Retype all of the data. Every line must match exactly.

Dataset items
(begin)
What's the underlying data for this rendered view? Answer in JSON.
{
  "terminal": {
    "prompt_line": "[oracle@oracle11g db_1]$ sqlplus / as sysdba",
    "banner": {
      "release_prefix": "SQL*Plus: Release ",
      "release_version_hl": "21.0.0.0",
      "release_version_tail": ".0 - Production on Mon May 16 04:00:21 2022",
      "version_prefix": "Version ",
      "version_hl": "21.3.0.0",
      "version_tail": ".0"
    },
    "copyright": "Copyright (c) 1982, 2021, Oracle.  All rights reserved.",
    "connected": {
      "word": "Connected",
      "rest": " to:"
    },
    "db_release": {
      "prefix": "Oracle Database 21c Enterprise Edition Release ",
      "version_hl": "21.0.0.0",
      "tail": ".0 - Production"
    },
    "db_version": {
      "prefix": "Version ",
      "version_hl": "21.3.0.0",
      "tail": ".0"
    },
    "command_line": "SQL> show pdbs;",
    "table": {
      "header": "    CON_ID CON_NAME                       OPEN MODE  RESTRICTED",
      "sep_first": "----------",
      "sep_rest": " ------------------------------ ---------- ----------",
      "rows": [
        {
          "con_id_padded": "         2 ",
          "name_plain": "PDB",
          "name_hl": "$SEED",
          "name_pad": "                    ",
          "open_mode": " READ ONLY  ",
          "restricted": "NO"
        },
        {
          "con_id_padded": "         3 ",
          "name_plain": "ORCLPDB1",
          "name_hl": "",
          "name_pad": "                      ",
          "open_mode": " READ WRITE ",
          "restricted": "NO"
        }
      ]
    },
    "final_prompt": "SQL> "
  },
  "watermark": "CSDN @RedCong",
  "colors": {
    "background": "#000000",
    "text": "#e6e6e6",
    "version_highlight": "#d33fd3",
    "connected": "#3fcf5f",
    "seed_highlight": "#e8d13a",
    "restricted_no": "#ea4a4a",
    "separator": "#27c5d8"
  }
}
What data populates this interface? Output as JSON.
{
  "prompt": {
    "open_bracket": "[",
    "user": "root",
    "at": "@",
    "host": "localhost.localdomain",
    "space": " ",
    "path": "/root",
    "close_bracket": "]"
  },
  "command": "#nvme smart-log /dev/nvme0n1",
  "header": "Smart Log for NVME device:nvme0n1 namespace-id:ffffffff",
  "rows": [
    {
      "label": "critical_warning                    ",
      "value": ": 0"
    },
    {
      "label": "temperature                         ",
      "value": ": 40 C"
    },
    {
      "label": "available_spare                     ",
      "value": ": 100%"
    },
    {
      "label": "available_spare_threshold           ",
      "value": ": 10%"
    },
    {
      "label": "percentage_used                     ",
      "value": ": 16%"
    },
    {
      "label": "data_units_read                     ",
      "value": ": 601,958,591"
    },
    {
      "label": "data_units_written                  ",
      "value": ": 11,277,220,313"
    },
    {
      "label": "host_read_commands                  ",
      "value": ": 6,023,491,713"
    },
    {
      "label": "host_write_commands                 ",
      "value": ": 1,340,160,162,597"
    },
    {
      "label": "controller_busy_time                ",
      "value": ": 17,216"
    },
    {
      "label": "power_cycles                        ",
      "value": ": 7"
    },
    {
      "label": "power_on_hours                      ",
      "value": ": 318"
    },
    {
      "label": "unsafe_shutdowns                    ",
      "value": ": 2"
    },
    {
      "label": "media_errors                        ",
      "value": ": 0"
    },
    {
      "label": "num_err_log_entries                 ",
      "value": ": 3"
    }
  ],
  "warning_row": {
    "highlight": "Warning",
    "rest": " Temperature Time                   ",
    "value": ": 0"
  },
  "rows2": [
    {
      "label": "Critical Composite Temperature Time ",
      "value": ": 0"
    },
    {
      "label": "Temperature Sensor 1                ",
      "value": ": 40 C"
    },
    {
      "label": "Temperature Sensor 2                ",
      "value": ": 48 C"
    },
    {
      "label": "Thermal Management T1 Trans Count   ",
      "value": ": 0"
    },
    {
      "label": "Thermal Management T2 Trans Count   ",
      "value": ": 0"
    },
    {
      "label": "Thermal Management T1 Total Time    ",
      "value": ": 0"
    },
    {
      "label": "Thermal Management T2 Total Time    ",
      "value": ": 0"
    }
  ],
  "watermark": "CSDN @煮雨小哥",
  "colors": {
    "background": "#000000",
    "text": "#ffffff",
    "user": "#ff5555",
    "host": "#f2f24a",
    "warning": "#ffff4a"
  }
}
(end)
EXERCISE RESPONSE —
What's the underlying data for this rendered view? Answer in JSON.
{
  "terminal": {
    "prompt_line": "[oracle@oracle11g db_1]$ sqlplus / as sysdba",
    "banner": {
      "release_prefix": "SQL*Plus: Release ",
      "release_version_hl": "21.0.0.0",
      "release_version_tail": ".0 - Production on Mon May 16 04:00:21 2022",
      "version_prefix": "Version ",
      "version_hl": "21.3.0.0",
      "version_tail": ".0"
    },
    "copyright": "Copyright (c) 1982, 2021, Oracle.  All rights reserved.",
    "connected": {
      "word": "Connected",
      "rest": " to:"
    },
    "db_release": {
      "prefix": "Oracle Database 21c Enterprise Edition Release ",
      "version_hl": "21.0.0.0",
      "tail": ".0 - Production"
    },
    "db_version": {
      "prefix": "Version ",
      "version_hl": "21.3.0.0",
      "tail": ".0"
    },
    "command_line": "SQL> show pdbs;",
    "table": {
      "header": "    CON_ID CON_NAME                       OPEN MODE  RESTRICTED",
      "sep_first": "----------",
      "sep_rest": " ------------------------------ ---------- ----------",
      "rows": [
        {
          "con_id_padded": "         2 ",
          "name_plain": "PDB",
          "name_hl": "$SEED",
          "name_pad": "                    ",
          "open_mode": " READ ONLY  ",
          "restricted": "NO"
        },
        {
          "con_id_padded": "         3 ",
          "name_plain": "ORCLPDB1",
          "name_hl": "",
          "name_pad": "                      ",
          "open_mode": " READ WRITE ",
          "restricted": "NO"
        }
      ]
    },
    "final_prompt": "SQL> "
  },
  "watermark": "CSDN @RedCong",
  "colors": {
    "background": "#000000",
    "text": "#e6e6e6",
    "version_highlight": "#d33fd3",
    "connected": "#3fcf5f",
    "seed_highlight": "#e8d13a",
    "restricted_no": "#ea4a4a",
    "separator": "#27c5d8"
  }
}
What data populates this interface? Output as JSON.
{
  "prompt": {
    "open_bracket": "[",
    "user": "root",
    "at": "@",
    "host": "localhost.localdomain",
    "space": " ",
    "path": "/root",
    "close_bracket": "]"
  },
  "command": "#nvme smart-log /dev/nvme0n1",
  "header": "Smart Log for NVME device:nvme0n1 namespace-id:ffffffff",
  "rows": [
    {
      "label": "critical_warning                    ",
      "value": ": 0"
    },
    {
      "label": "temperature                         ",
      "value": ": 40 C"
    },
    {
      "label": "available_spare                     ",
      "value": ": 100%"
    },
    {
      "label": "available_spare_threshold           ",
      "value": ": 10%"
    },
    {
      "label": "percentage_used                     ",
      "value": ": 16%"
    },
    {
      "label": "data_units_read                     ",
      "value": ": 601,958,591"
    },
    {
      "label": "data_units_written                  ",
      "value": ": 11,277,220,313"
    },
    {
      "label": "host_read_commands                  ",
      "value": ": 6,023,491,713"
    },
    {
      "label": "host_write_commands                 ",
      "value": ": 1,340,160,162,597"
    },
    {
      "label": "controller_busy_time                ",
      "value": ": 17,216"
    },
    {
      "label": "power_cycles                        ",
      "value": ": 7"
    },
    {
      "label": "power_on_hours                      ",
      "value": ": 318"
    },
    {
      "label": "unsafe_shutdowns                    ",
      "value": ": 2"
    },
    {
      "label": "media_errors                        ",
      "value": ": 0"
    },
    {
      "label": "num_err_log_entries                 ",
      "value": ": 3"
    }
  ],
  "warning_row": {
    "highlight": "Warning",
    "rest": " Temperature Time                   ",
    "value": ": 0"
  },
  "rows2": [
    {
      "label": "Critical Composite Temperature Time ",
      "value": ": 0"
    },
    {
      "label": "Temperature Sensor 1                ",
      "value": ": 40 C"
    },
    {
      "label": "Temperature Sensor 2                ",
      "value": ": 48 C"
    },
    {
      "label": "Thermal Management T1 Trans Count   ",
      "value": ": 0"
    },
    {
      "label": "Thermal Management T2 Trans Count   ",
      "value": ": 0"
    },
    {
      "label": "Thermal Management T1 Total Time    ",
      "value": ": 0"
    },
    {
      "label": "Thermal Management T2 Total Time    ",
      "value": ": 0"
    }
  ],
  "watermark": "CSDN @煮雨小哥",
  "colors": {
    "background": "#000000",
    "text": "#ffffff",
    "user": "#ff5555",
    "host": "#f2f24a",
    "warning": "#ffff4a"
  }
}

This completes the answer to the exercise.